DIRECTIONS ->
Return the entries below verbatim. Pictures stay out.

RECORDS FOR THE TASK ->

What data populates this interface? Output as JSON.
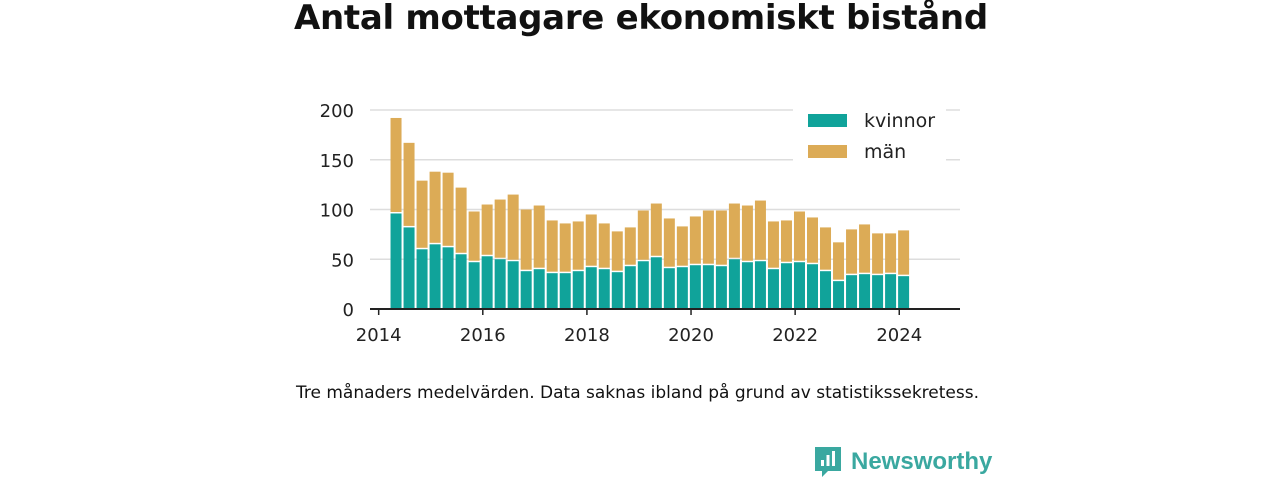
{
  "title": "Antal mottagare ekonomiskt bistånd",
  "caption": "Tre månaders medelvärden. Data saknas ibland på grund av statistikssekretess.",
  "brand": {
    "name": "Newsworthy",
    "icon": "newsworthy-logo-icon"
  },
  "colors": {
    "kvinnor": "#10a39a",
    "man": "#dcab56",
    "grid": "#dddddd",
    "axis": "#222222",
    "brand": "#3aa8a0"
  },
  "chart_data": {
    "type": "bar",
    "stacked": true,
    "x_ticks": [
      "2014",
      "2016",
      "2018",
      "2020",
      "2022",
      "2024"
    ],
    "y_ticks": [
      "0",
      "50",
      "100",
      "150",
      "200"
    ],
    "ylim": [
      0,
      200
    ],
    "xlim": [
      "2013-11",
      "2025-03"
    ],
    "grid": true,
    "legend_position": "top-right",
    "x": [
      "2014-05",
      "2014-08",
      "2014-11",
      "2015-02",
      "2015-05",
      "2015-08",
      "2015-11",
      "2016-02",
      "2016-05",
      "2016-08",
      "2016-11",
      "2017-02",
      "2017-05",
      "2017-08",
      "2017-11",
      "2018-02",
      "2018-05",
      "2018-08",
      "2018-11",
      "2019-02",
      "2019-05",
      "2019-08",
      "2019-11",
      "2020-02",
      "2020-05",
      "2020-08",
      "2020-11",
      "2021-02",
      "2021-05",
      "2021-08",
      "2021-11",
      "2022-02",
      "2022-05",
      "2022-08",
      "2022-11",
      "2023-02",
      "2023-05",
      "2023-08",
      "2023-11",
      "2024-02"
    ],
    "series": [
      {
        "name": "kvinnor",
        "values": [
          96,
          82,
          60,
          65,
          62,
          55,
          47,
          53,
          50,
          48,
          38,
          40,
          36,
          36,
          38,
          42,
          40,
          37,
          43,
          48,
          52,
          41,
          42,
          44,
          44,
          43,
          50,
          47,
          48,
          40,
          46,
          47,
          45,
          38,
          28,
          34,
          35,
          34,
          35,
          33
        ]
      },
      {
        "name": "män",
        "values": [
          96,
          85,
          69,
          73,
          75,
          67,
          51,
          52,
          60,
          67,
          62,
          64,
          53,
          50,
          50,
          53,
          46,
          41,
          39,
          51,
          54,
          50,
          41,
          49,
          55,
          56,
          56,
          57,
          61,
          48,
          43,
          51,
          47,
          44,
          39,
          46,
          50,
          42,
          41,
          46
        ]
      }
    ]
  }
}
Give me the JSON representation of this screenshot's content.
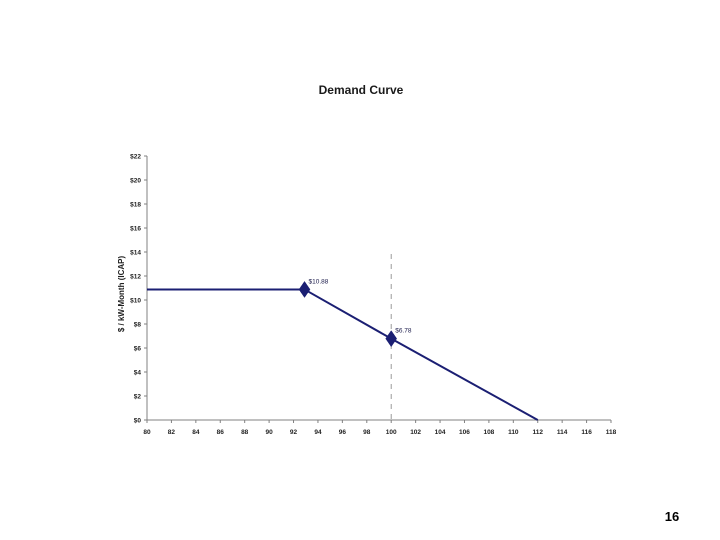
{
  "slide": {
    "page_number": "16"
  },
  "chart_data": {
    "type": "line",
    "title": "Demand Curve",
    "ylabel": "$ / kW-Month (ICAP)",
    "xlabel": "",
    "xlim": [
      80,
      118
    ],
    "ylim": [
      0,
      22
    ],
    "x_ticks": [
      80,
      82,
      84,
      86,
      88,
      90,
      92,
      94,
      96,
      98,
      100,
      102,
      104,
      106,
      108,
      110,
      112,
      114,
      116,
      118
    ],
    "y_ticks": [
      0,
      2,
      4,
      6,
      8,
      10,
      12,
      14,
      16,
      18,
      20,
      22
    ],
    "y_tick_labels": [
      "$0",
      "$2",
      "$4",
      "$6",
      "$8",
      "$10",
      "$12",
      "$14",
      "$16",
      "$18",
      "$20",
      "$22"
    ],
    "grid": false,
    "series": [
      {
        "x": [
          80,
          92.9,
          100,
          112
        ],
        "y": [
          10.88,
          10.88,
          6.78,
          0
        ],
        "color": "#1b1f73"
      }
    ],
    "markers": [
      {
        "x": 92.9,
        "y": 10.88,
        "label": "$10.88"
      },
      {
        "x": 100,
        "y": 6.78,
        "label": "$6.78"
      }
    ],
    "reference_line": {
      "x": 100,
      "style": "dashed",
      "color": "#9a9a9a"
    }
  }
}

SOLUTION FOR THIS EXERCISE ->
What data populates this interface? Output as JSON.
{
  "title": "Antal mottagare ekonomiskt bistånd",
  "caption": "Tre månaders medelvärden. Data saknas ibland på grund av statistikssekretess.",
  "brand": {
    "name": "Newsworthy",
    "icon": "newsworthy-logo-icon"
  },
  "colors": {
    "kvinnor": "#10a39a",
    "man": "#dcab56",
    "grid": "#dddddd",
    "axis": "#222222",
    "brand": "#3aa8a0"
  },
  "chart_data": {
    "type": "bar",
    "stacked": true,
    "x_ticks": [
      "2014",
      "2016",
      "2018",
      "2020",
      "2022",
      "2024"
    ],
    "y_ticks": [
      "0",
      "50",
      "100",
      "150",
      "200"
    ],
    "ylim": [
      0,
      200
    ],
    "xlim": [
      "2013-11",
      "2025-03"
    ],
    "grid": true,
    "legend_position": "top-right",
    "x": [
      "2014-05",
      "2014-08",
      "2014-11",
      "2015-02",
      "2015-05",
      "2015-08",
      "2015-11",
      "2016-02",
      "2016-05",
      "2016-08",
      "2016-11",
      "2017-02",
      "2017-05",
      "2017-08",
      "2017-11",
      "2018-02",
      "2018-05",
      "2018-08",
      "2018-11",
      "2019-02",
      "2019-05",
      "2019-08",
      "2019-11",
      "2020-02",
      "2020-05",
      "2020-08",
      "2020-11",
      "2021-02",
      "2021-05",
      "2021-08",
      "2021-11",
      "2022-02",
      "2022-05",
      "2022-08",
      "2022-11",
      "2023-02",
      "2023-05",
      "2023-08",
      "2023-11",
      "2024-02"
    ],
    "series": [
      {
        "name": "kvinnor",
        "values": [
          96,
          82,
          60,
          65,
          62,
          55,
          47,
          53,
          50,
          48,
          38,
          40,
          36,
          36,
          38,
          42,
          40,
          37,
          43,
          48,
          52,
          41,
          42,
          44,
          44,
          43,
          50,
          47,
          48,
          40,
          46,
          47,
          45,
          38,
          28,
          34,
          35,
          34,
          35,
          33
        ]
      },
      {
        "name": "män",
        "values": [
          96,
          85,
          69,
          73,
          75,
          67,
          51,
          52,
          60,
          67,
          62,
          64,
          53,
          50,
          50,
          53,
          46,
          41,
          39,
          51,
          54,
          50,
          41,
          49,
          55,
          56,
          56,
          57,
          61,
          48,
          43,
          51,
          47,
          44,
          39,
          46,
          50,
          42,
          41,
          46
        ]
      }
    ]
  }
}
Give me the JSON representation of this screenshot's content.
{
  "slide": {
    "page_number": "16"
  },
  "chart_data": {
    "type": "line",
    "title": "Demand Curve",
    "ylabel": "$ / kW-Month (ICAP)",
    "xlabel": "",
    "xlim": [
      80,
      118
    ],
    "ylim": [
      0,
      22
    ],
    "x_ticks": [
      80,
      82,
      84,
      86,
      88,
      90,
      92,
      94,
      96,
      98,
      100,
      102,
      104,
      106,
      108,
      110,
      112,
      114,
      116,
      118
    ],
    "y_ticks": [
      0,
      2,
      4,
      6,
      8,
      10,
      12,
      14,
      16,
      18,
      20,
      22
    ],
    "y_tick_labels": [
      "$0",
      "$2",
      "$4",
      "$6",
      "$8",
      "$10",
      "$12",
      "$14",
      "$16",
      "$18",
      "$20",
      "$22"
    ],
    "grid": false,
    "series": [
      {
        "x": [
          80,
          92.9,
          100,
          112
        ],
        "y": [
          10.88,
          10.88,
          6.78,
          0
        ],
        "color": "#1b1f73"
      }
    ],
    "markers": [
      {
        "x": 92.9,
        "y": 10.88,
        "label": "$10.88"
      },
      {
        "x": 100,
        "y": 6.78,
        "label": "$6.78"
      }
    ],
    "reference_line": {
      "x": 100,
      "style": "dashed",
      "color": "#9a9a9a"
    }
  }
}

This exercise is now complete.